§ **To do**
Count the lines below that contain "asoslari". Give only the number.

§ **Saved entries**
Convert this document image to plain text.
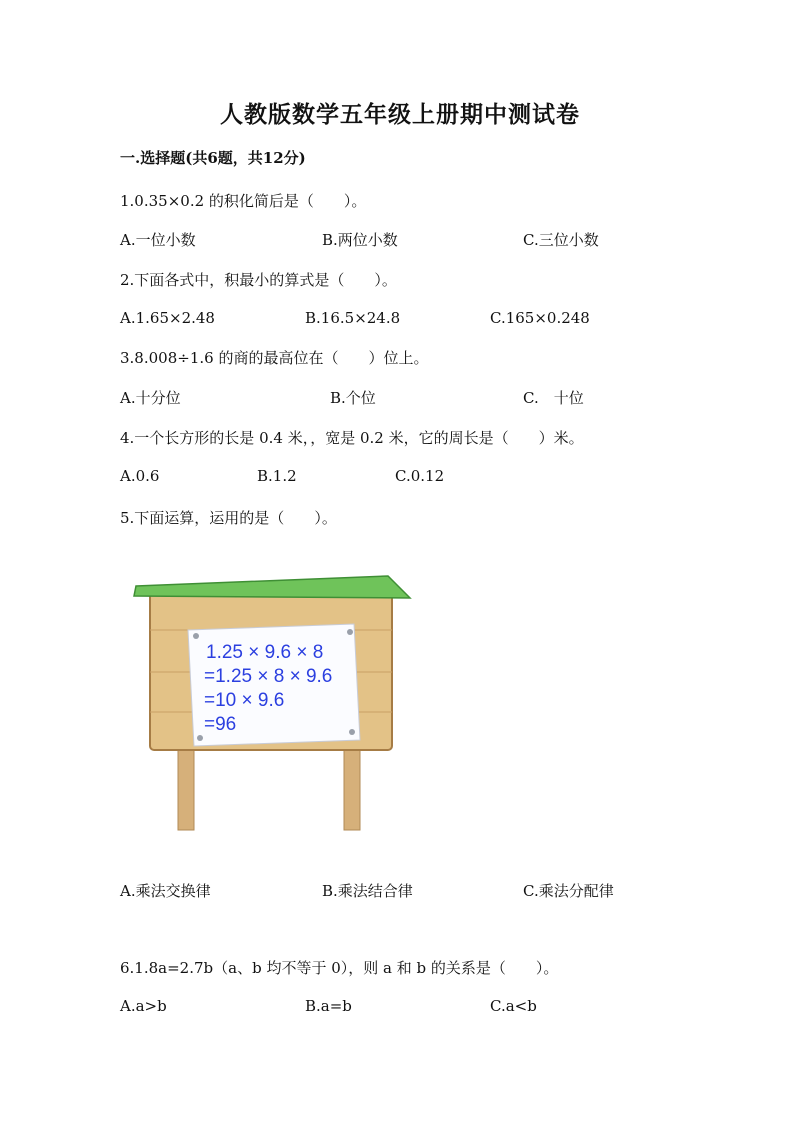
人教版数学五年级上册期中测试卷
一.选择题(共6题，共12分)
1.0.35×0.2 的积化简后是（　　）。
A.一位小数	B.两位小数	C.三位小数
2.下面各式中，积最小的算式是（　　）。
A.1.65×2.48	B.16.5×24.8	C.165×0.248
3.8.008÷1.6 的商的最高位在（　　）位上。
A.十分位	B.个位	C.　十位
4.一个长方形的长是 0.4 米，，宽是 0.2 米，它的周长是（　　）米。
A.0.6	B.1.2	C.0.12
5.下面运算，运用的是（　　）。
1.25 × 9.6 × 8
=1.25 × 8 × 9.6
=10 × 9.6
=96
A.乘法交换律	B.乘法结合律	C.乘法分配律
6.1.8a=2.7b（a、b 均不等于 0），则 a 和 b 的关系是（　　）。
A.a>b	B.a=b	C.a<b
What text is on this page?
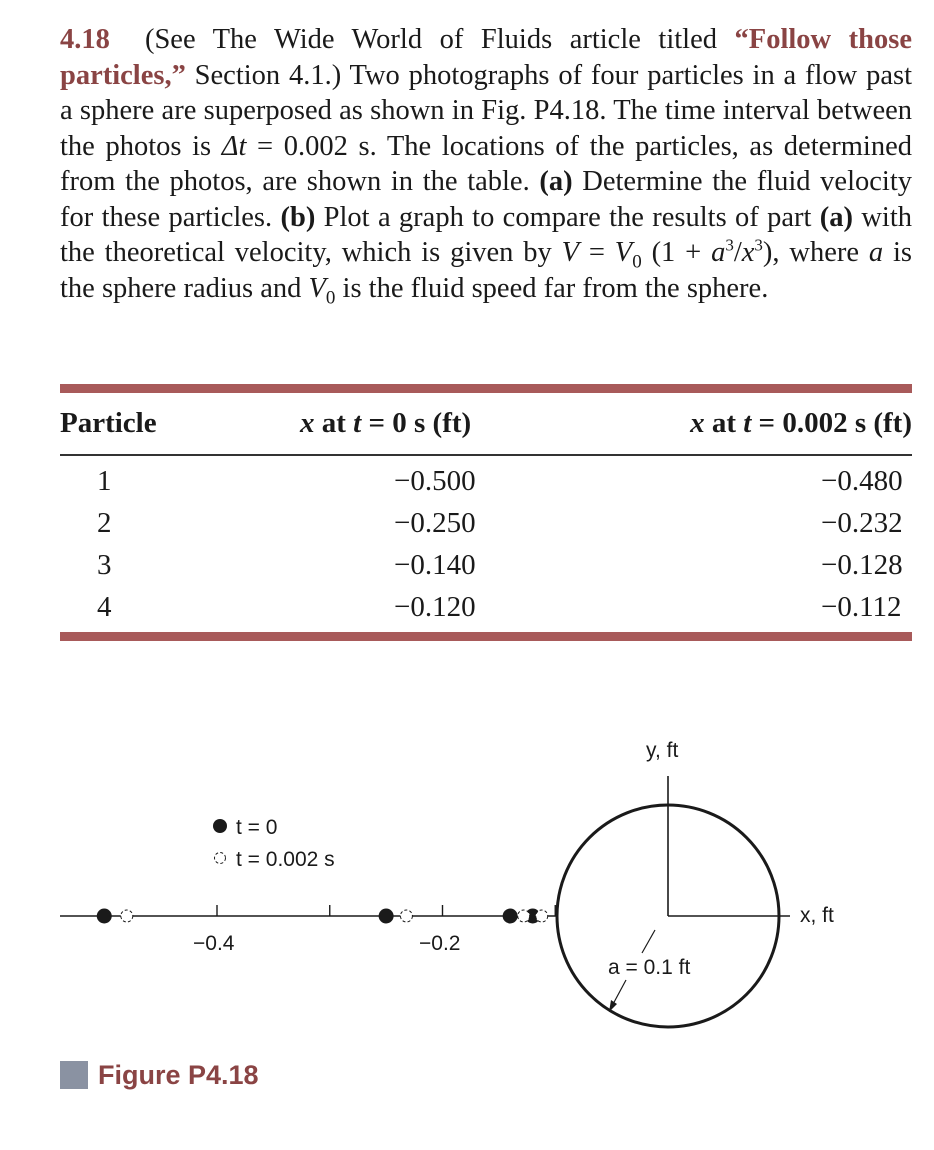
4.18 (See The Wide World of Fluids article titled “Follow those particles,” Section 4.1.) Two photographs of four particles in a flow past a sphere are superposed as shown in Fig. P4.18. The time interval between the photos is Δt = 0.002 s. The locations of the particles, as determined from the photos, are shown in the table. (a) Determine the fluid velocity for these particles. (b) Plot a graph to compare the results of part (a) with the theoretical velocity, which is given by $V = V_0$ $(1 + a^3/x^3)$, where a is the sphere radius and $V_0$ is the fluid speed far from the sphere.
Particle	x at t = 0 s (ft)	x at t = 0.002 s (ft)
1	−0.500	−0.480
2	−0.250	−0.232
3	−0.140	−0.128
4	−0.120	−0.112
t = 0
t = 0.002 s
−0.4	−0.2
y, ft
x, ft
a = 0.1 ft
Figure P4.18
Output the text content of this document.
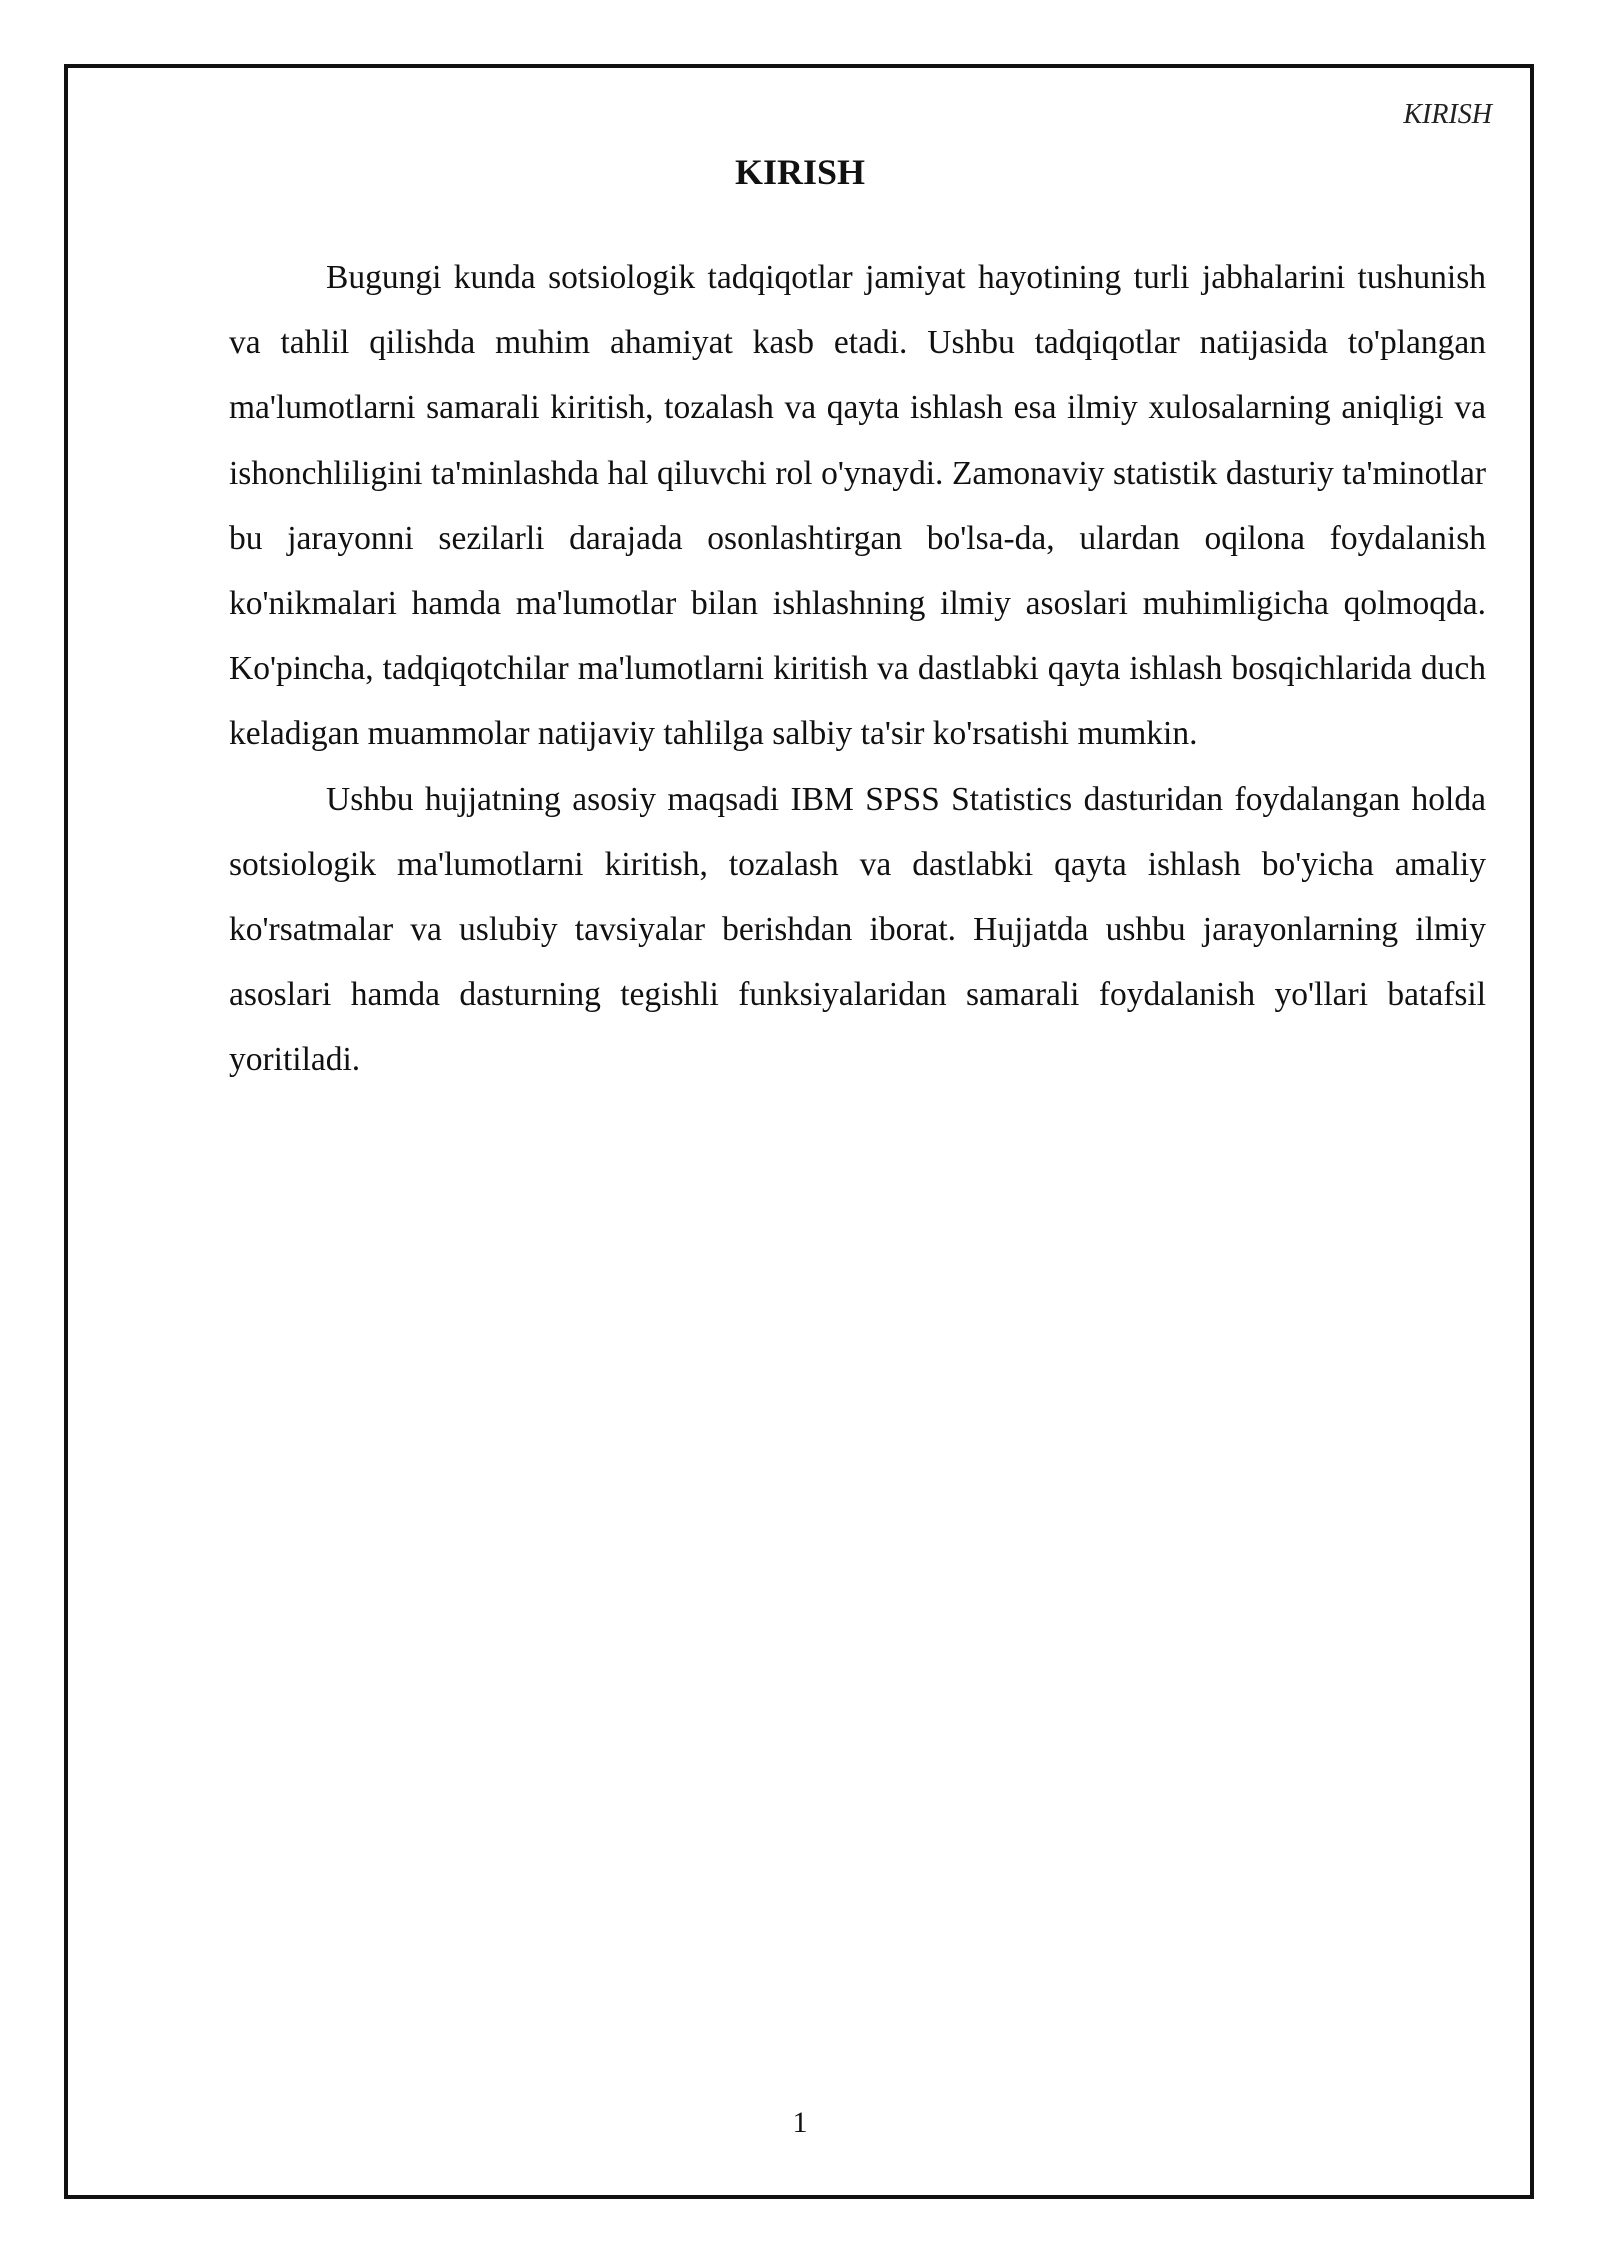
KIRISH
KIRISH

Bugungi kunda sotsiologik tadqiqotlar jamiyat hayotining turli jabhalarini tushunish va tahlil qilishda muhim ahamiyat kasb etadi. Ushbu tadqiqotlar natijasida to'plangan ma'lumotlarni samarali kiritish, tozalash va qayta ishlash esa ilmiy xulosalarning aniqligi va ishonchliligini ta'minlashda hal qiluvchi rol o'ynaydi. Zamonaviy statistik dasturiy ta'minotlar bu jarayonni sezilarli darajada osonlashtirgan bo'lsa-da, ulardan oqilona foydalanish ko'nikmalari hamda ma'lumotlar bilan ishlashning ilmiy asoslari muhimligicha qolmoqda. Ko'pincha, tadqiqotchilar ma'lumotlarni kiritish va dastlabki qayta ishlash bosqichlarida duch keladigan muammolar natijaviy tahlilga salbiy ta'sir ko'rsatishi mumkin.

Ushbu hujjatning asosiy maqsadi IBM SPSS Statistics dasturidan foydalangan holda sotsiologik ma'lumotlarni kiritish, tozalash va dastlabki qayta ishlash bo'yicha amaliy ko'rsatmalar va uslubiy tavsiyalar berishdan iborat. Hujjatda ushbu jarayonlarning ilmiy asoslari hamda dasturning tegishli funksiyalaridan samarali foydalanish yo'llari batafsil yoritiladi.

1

§ **Expected answer**
2